— start Records supplied —

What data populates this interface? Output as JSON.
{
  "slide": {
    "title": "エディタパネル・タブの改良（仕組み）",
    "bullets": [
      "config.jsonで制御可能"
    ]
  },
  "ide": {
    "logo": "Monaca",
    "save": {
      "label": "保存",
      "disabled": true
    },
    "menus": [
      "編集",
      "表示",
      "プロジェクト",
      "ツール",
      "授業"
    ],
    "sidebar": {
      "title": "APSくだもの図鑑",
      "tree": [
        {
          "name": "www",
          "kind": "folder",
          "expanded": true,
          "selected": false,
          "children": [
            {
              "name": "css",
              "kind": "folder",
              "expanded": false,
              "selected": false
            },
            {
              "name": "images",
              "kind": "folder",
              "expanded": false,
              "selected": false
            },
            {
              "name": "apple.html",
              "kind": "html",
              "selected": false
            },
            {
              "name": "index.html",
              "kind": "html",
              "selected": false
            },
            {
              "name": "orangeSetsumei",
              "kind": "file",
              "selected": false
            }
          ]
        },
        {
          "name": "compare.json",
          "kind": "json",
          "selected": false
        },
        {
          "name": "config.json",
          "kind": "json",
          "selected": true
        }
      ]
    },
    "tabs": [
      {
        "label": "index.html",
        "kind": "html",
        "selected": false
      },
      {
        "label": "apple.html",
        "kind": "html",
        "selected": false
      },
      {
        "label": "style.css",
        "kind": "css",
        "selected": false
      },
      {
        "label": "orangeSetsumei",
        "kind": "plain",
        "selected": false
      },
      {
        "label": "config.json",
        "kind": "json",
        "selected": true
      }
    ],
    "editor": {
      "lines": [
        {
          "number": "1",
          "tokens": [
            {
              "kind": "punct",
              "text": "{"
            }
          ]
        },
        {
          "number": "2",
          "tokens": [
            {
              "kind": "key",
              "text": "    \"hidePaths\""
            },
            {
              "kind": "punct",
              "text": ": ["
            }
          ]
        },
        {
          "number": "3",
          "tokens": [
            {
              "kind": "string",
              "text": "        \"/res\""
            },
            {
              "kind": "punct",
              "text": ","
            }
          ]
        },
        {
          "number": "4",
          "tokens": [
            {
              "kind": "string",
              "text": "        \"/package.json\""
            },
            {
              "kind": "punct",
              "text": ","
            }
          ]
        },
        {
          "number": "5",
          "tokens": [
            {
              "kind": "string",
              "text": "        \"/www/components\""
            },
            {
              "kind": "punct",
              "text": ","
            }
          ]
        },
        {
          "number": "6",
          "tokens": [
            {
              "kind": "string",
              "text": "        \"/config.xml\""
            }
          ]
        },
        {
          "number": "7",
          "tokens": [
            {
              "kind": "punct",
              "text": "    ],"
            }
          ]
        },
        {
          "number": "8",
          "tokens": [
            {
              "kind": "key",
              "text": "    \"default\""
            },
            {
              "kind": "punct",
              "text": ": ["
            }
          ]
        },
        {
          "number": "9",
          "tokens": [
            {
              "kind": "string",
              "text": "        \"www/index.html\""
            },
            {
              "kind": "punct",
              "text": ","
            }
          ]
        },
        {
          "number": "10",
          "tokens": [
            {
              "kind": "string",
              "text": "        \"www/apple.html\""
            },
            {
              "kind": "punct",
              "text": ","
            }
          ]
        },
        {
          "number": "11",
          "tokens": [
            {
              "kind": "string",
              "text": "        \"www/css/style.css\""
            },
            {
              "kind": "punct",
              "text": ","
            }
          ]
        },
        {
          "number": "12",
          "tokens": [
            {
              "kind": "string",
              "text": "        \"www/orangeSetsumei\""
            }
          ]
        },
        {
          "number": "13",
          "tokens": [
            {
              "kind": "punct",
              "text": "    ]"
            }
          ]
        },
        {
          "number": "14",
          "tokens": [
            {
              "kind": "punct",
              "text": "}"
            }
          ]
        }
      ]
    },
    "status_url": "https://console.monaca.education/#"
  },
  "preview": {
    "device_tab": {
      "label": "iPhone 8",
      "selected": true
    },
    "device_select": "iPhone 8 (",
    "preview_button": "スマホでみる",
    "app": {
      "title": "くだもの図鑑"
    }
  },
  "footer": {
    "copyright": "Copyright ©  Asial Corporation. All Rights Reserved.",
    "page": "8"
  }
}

— end Records supplied —

*Work instructions:*
Pick out every line above that holds the word "orangeSetsumei" and copy it.

*Result for this task:*
              "name": "orangeSetsumei",
        "label": "orangeSetsumei",
              "text": "        \"www/orangeSetsumei\""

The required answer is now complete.